*WHAT NEEDS TO BE DONE*
Repeat the data word for word. Do not include the pictures.

*EXERCISE DATA*
####################

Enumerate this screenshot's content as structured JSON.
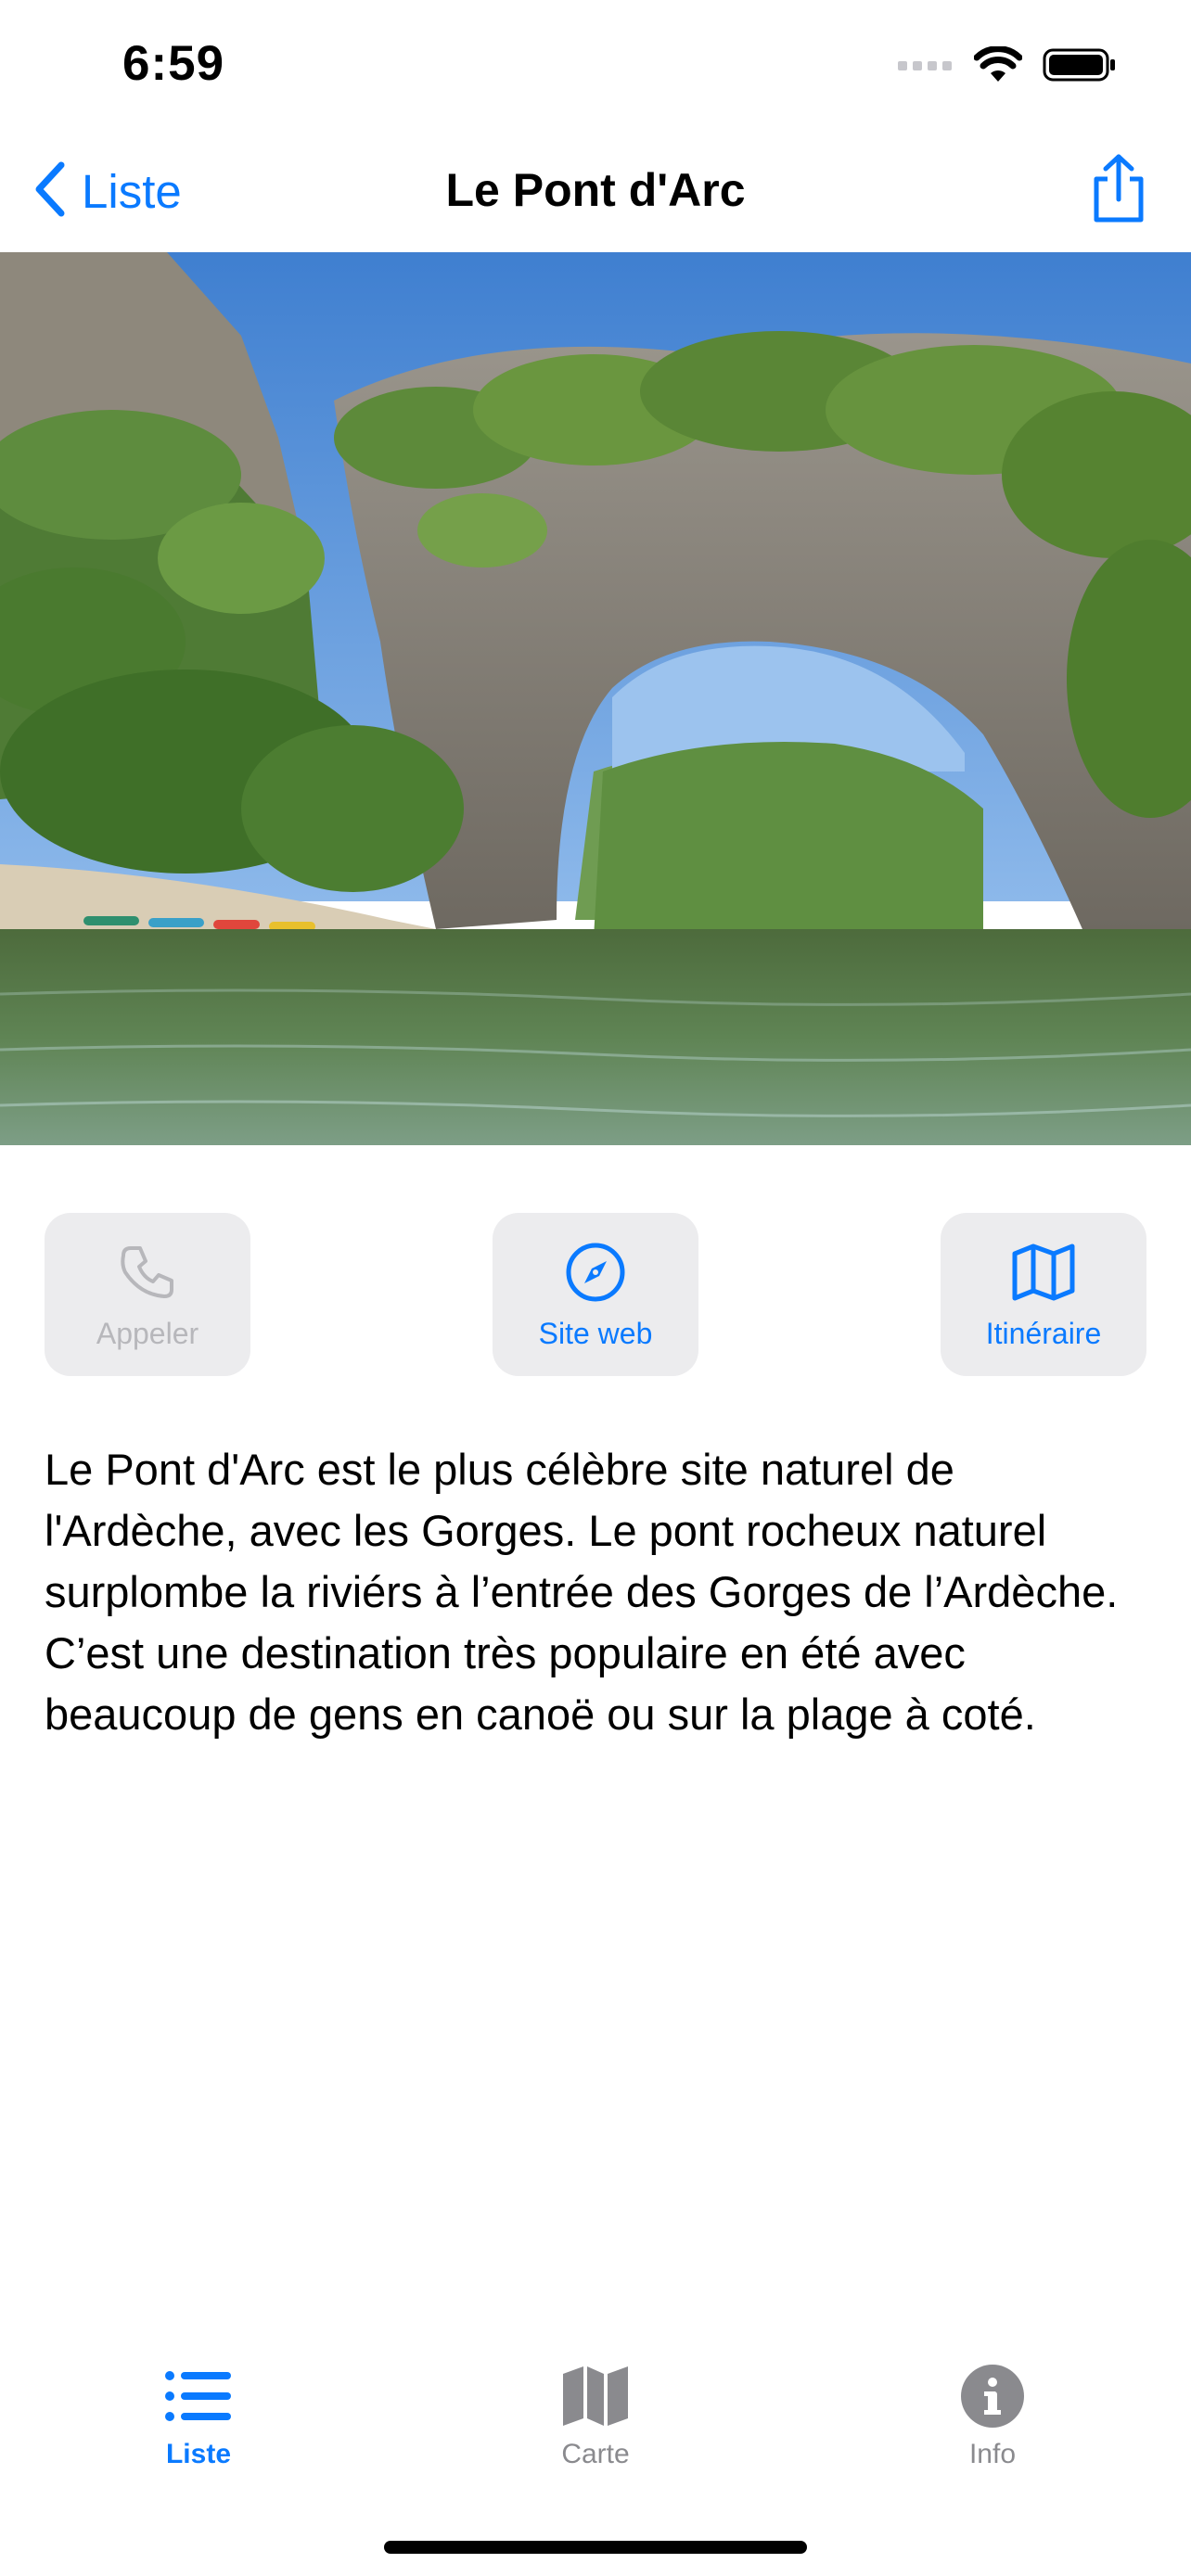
{
  "status_bar": {
    "time": "6:59",
    "icons": [
      "signal-icon",
      "wifi-icon",
      "battery-icon"
    ]
  },
  "nav": {
    "back_label": "Liste",
    "title": "Le Pont d'Arc",
    "share_icon": "share-icon"
  },
  "hero": {
    "description": "photo-arch-over-river"
  },
  "actions": [
    {
      "label": "Appeler",
      "icon": "phone-icon",
      "enabled": false
    },
    {
      "label": "Site web",
      "icon": "compass-icon",
      "enabled": true
    },
    {
      "label": "Itinéraire",
      "icon": "map-icon",
      "enabled": true
    }
  ],
  "description": "Le Pont d'Arc est le plus célèbre site naturel de l'Ardèche, avec les Gorges. Le pont rocheux naturel surplombe la riviérs à l’entrée des Gorges de l’Ardèche. C’est une destination très populaire en été avec beaucoup de gens en canoë ou sur la plage à coté.",
  "tabs": [
    {
      "label": "Liste",
      "icon": "list-icon",
      "active": true
    },
    {
      "label": "Carte",
      "icon": "map-icon",
      "active": false
    },
    {
      "label": "Info",
      "icon": "info-icon",
      "active": false
    }
  ],
  "colors": {
    "accent": "#0a7aff",
    "inactive": "#8a8a8e",
    "disabled": "#b7b7bb",
    "button_bg": "#ececee"
  }
}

####################

*SOLUTION TO THIS TASK*
Enumerate this screenshot's content as structured JSON.
{
  "status_bar": {
    "time": "6:59",
    "icons": [
      "signal-icon",
      "wifi-icon",
      "battery-icon"
    ]
  },
  "nav": {
    "back_label": "Liste",
    "title": "Le Pont d'Arc",
    "share_icon": "share-icon"
  },
  "hero": {
    "description": "photo-arch-over-river"
  },
  "actions": [
    {
      "label": "Appeler",
      "icon": "phone-icon",
      "enabled": false
    },
    {
      "label": "Site web",
      "icon": "compass-icon",
      "enabled": true
    },
    {
      "label": "Itinéraire",
      "icon": "map-icon",
      "enabled": true
    }
  ],
  "description": "Le Pont d'Arc est le plus célèbre site naturel de l'Ardèche, avec les Gorges. Le pont rocheux naturel surplombe la riviérs à l’entrée des Gorges de l’Ardèche. C’est une destination très populaire en été avec beaucoup de gens en canoë ou sur la plage à coté.",
  "tabs": [
    {
      "label": "Liste",
      "icon": "list-icon",
      "active": true
    },
    {
      "label": "Carte",
      "icon": "map-icon",
      "active": false
    },
    {
      "label": "Info",
      "icon": "info-icon",
      "active": false
    }
  ],
  "colors": {
    "accent": "#0a7aff",
    "inactive": "#8a8a8e",
    "disabled": "#b7b7bb",
    "button_bg": "#ececee"
  }
}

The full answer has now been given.